GIVEN INFORMATION:
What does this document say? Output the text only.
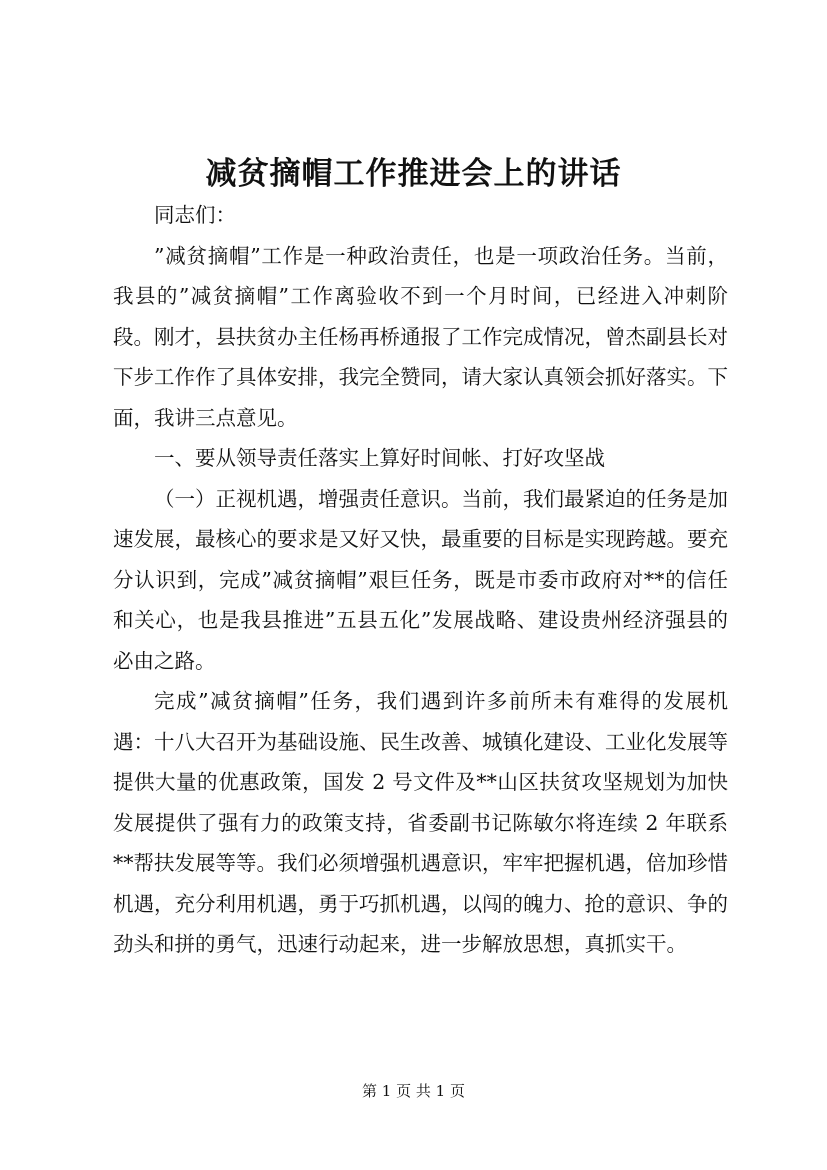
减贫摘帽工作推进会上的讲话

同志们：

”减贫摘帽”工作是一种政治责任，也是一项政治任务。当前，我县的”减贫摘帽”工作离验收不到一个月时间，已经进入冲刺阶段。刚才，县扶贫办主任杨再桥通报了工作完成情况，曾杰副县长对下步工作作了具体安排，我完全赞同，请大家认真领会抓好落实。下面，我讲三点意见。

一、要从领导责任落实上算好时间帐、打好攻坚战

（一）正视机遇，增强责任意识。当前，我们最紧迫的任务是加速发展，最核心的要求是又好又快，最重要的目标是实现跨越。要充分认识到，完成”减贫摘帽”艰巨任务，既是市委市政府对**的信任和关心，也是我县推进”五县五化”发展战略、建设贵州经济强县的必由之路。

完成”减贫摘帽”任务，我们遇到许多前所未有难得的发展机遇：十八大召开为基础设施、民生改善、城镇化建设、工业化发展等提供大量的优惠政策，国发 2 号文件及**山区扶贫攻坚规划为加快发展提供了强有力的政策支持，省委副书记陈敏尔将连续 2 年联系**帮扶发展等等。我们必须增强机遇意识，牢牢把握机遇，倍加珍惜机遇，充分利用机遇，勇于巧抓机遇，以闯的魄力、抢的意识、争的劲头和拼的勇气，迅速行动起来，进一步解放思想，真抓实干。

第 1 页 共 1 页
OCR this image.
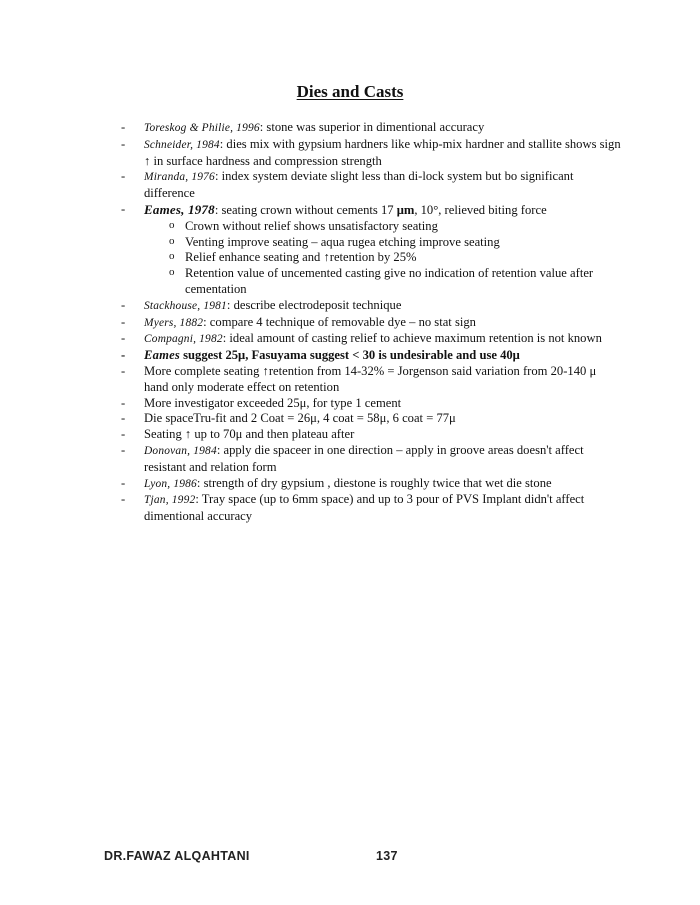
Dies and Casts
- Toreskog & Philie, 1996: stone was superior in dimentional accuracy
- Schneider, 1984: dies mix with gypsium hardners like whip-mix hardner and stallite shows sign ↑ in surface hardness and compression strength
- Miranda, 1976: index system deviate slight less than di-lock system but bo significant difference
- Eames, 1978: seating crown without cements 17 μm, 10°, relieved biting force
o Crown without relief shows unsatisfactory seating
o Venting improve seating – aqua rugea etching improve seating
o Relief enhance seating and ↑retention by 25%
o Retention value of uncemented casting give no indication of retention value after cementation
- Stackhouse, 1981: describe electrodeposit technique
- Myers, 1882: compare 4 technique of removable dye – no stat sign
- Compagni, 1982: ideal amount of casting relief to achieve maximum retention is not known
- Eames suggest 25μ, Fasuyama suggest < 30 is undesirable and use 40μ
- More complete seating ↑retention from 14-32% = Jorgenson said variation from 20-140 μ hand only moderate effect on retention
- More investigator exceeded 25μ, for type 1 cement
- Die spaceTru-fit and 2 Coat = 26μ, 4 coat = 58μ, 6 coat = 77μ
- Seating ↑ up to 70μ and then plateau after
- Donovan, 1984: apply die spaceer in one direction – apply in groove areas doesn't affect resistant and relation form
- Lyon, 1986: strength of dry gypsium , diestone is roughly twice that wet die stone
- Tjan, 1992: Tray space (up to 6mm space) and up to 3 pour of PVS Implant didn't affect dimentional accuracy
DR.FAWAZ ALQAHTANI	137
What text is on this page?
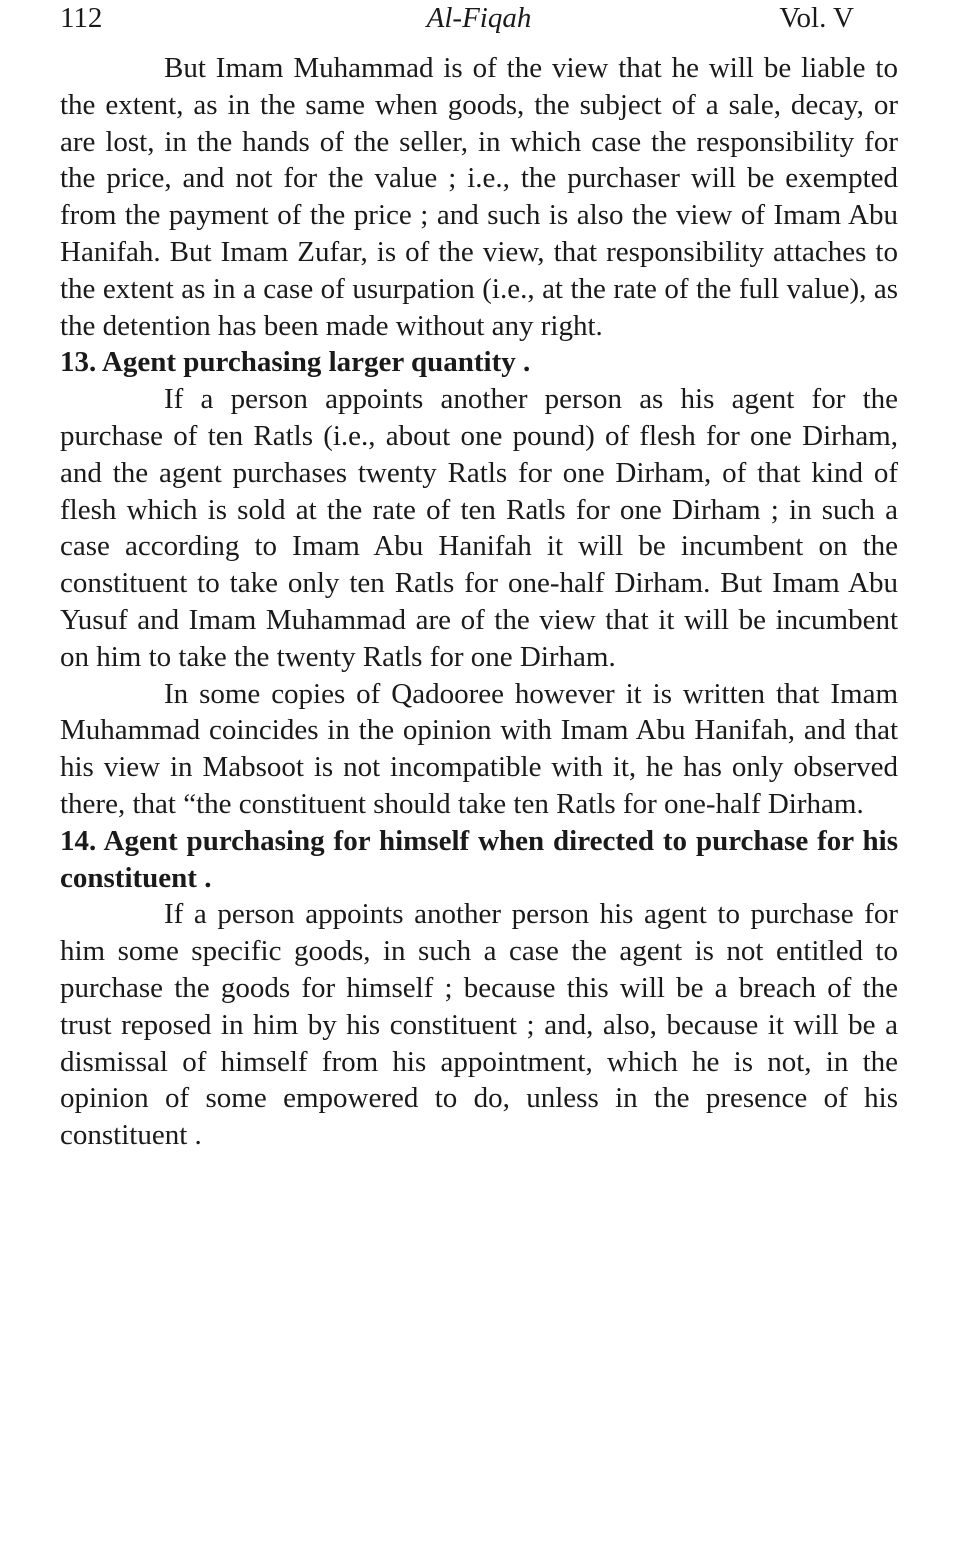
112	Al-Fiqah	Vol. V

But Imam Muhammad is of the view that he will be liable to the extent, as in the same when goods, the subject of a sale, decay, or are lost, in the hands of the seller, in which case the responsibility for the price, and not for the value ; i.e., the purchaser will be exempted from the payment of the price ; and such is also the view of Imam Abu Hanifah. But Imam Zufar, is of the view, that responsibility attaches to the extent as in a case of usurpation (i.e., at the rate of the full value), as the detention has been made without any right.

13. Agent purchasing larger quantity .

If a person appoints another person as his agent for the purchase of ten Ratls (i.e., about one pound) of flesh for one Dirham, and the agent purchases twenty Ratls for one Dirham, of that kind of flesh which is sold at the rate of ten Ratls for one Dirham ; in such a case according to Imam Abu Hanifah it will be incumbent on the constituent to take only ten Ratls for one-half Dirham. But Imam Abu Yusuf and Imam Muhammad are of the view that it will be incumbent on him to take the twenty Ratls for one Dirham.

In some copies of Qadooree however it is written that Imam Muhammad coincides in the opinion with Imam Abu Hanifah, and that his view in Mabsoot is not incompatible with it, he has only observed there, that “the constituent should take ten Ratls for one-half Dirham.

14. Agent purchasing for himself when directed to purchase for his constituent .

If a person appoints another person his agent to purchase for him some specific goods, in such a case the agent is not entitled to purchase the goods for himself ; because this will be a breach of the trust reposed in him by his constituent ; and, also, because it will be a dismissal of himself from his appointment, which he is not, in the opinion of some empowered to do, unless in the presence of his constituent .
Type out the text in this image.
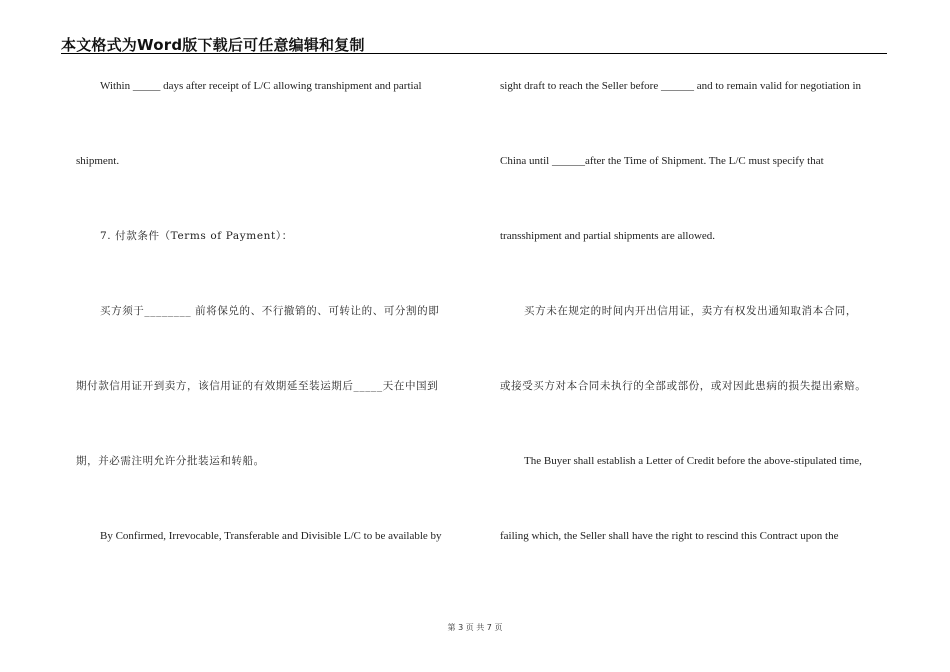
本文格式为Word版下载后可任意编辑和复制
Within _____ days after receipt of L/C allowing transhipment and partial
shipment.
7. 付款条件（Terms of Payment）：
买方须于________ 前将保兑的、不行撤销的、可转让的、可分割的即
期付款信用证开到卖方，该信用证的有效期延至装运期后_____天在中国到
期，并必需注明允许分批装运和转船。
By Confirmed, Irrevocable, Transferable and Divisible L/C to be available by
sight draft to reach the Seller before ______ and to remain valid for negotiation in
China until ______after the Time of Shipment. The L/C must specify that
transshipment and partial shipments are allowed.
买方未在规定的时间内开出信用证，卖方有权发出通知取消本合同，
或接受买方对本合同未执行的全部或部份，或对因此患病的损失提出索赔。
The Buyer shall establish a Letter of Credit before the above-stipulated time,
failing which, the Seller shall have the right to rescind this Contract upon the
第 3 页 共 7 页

TASK OBJECTIVE: Every record above must be given again exactly; drop the pictures.

THE RESULT:
What does this document say? Output the text only.
减贫摘帽工作推进会上的讲话

同志们：

”减贫摘帽”工作是一种政治责任，也是一项政治任务。当前，我县的”减贫摘帽”工作离验收不到一个月时间，已经进入冲刺阶段。刚才，县扶贫办主任杨再桥通报了工作完成情况，曾杰副县长对下步工作作了具体安排，我完全赞同，请大家认真领会抓好落实。下面，我讲三点意见。

一、要从领导责任落实上算好时间帐、打好攻坚战

（一）正视机遇，增强责任意识。当前，我们最紧迫的任务是加速发展，最核心的要求是又好又快，最重要的目标是实现跨越。要充分认识到，完成”减贫摘帽”艰巨任务，既是市委市政府对**的信任和关心，也是我县推进”五县五化”发展战略、建设贵州经济强县的必由之路。

完成”减贫摘帽”任务，我们遇到许多前所未有难得的发展机遇：十八大召开为基础设施、民生改善、城镇化建设、工业化发展等提供大量的优惠政策，国发 2 号文件及**山区扶贫攻坚规划为加快发展提供了强有力的政策支持，省委副书记陈敏尔将连续 2 年联系**帮扶发展等等。我们必须增强机遇意识，牢牢把握机遇，倍加珍惜机遇，充分利用机遇，勇于巧抓机遇，以闯的魄力、抢的意识、争的劲头和拼的勇气，迅速行动起来，进一步解放思想，真抓实干。

第 1 页 共 1 页
OCR this image.
Dies and Casts
- Toreskog & Philie, 1996: stone was superior in dimentional accuracy
- Schneider, 1984: dies mix with gypsium hardners like whip-mix hardner and stallite shows sign ↑ in surface hardness and compression strength
- Miranda, 1976: index system deviate slight less than di-lock system but bo significant difference
- Eames, 1978: seating crown without cements 17 μm, 10°, relieved biting force
o Crown without relief shows unsatisfactory seating
o Venting improve seating – aqua rugea etching improve seating
o Relief enhance seating and ↑retention by 25%
o Retention value of uncemented casting give no indication of retention value after cementation
- Stackhouse, 1981: describe electrodeposit technique
- Myers, 1882: compare 4 technique of removable dye – no stat sign
- Compagni, 1982: ideal amount of casting relief to achieve maximum retention is not known
- Eames suggest 25μ, Fasuyama suggest < 30 is undesirable and use 40μ
- More complete seating ↑retention from 14-32% = Jorgenson said variation from 20-140 μ hand only moderate effect on retention
- More investigator exceeded 25μ, for type 1 cement
- Die spaceTru-fit and 2 Coat = 26μ, 4 coat = 58μ, 6 coat = 77μ
- Seating ↑ up to 70μ and then plateau after
- Donovan, 1984: apply die spaceer in one direction – apply in groove areas doesn't affect resistant and relation form
- Lyon, 1986: strength of dry gypsium , diestone is roughly twice that wet die stone
- Tjan, 1992: Tray space (up to 6mm space) and up to 3 pour of PVS Implant didn't affect dimentional accuracy
DR.FAWAZ ALQAHTANI	137
What text is on this page?
112	Al-Fiqah	Vol. V

But Imam Muhammad is of the view that he will be liable to the extent, as in the same when goods, the subject of a sale, decay, or are lost, in the hands of the seller, in which case the responsibility for the price, and not for the value ; i.e., the purchaser will be exempted from the payment of the price ; and such is also the view of Imam Abu Hanifah. But Imam Zufar, is of the view, that responsibility attaches to the extent as in a case of usurpation (i.e., at the rate of the full value), as the detention has been made without any right.

13. Agent purchasing larger quantity .

If a person appoints another person as his agent for the purchase of ten Ratls (i.e., about one pound) of flesh for one Dirham, and the agent purchases twenty Ratls for one Dirham, of that kind of flesh which is sold at the rate of ten Ratls for one Dirham ; in such a case according to Imam Abu Hanifah it will be incumbent on the constituent to take only ten Ratls for one-half Dirham. But Imam Abu Yusuf and Imam Muhammad are of the view that it will be incumbent on him to take the twenty Ratls for one Dirham.

In some copies of Qadooree however it is written that Imam Muhammad coincides in the opinion with Imam Abu Hanifah, and that his view in Mabsoot is not incompatible with it, he has only observed there, that “the constituent should take ten Ratls for one-half Dirham.

14. Agent purchasing for himself when directed to purchase for his constituent .

If a person appoints another person his agent to purchase for him some specific goods, in such a case the agent is not entitled to purchase the goods for himself ; because this will be a breach of the trust reposed in him by his constituent ; and, also, because it will be a dismissal of himself from his appointment, which he is not, in the opinion of some empowered to do, unless in the presence of his constituent .
Type out the text in this image.
本文格式为Word版下载后可任意编辑和复制
Within _____ days after receipt of L/C allowing transhipment and partial
shipment.
7. 付款条件（Terms of Payment）：
买方须于________ 前将保兑的、不行撤销的、可转让的、可分割的即
期付款信用证开到卖方，该信用证的有效期延至装运期后_____天在中国到
期，并必需注明允许分批装运和转船。
By Confirmed, Irrevocable, Transferable and Divisible L/C to be available by
sight draft to reach the Seller before ______ and to remain valid for negotiation in
China until ______after the Time of Shipment. The L/C must specify that
transshipment and partial shipments are allowed.
买方未在规定的时间内开出信用证，卖方有权发出通知取消本合同，
或接受买方对本合同未执行的全部或部份，或对因此患病的损失提出索赔。
The Buyer shall establish a Letter of Credit before the above-stipulated time,
failing which, the Seller shall have the right to rescind this Contract upon the
第 3 页 共 7 页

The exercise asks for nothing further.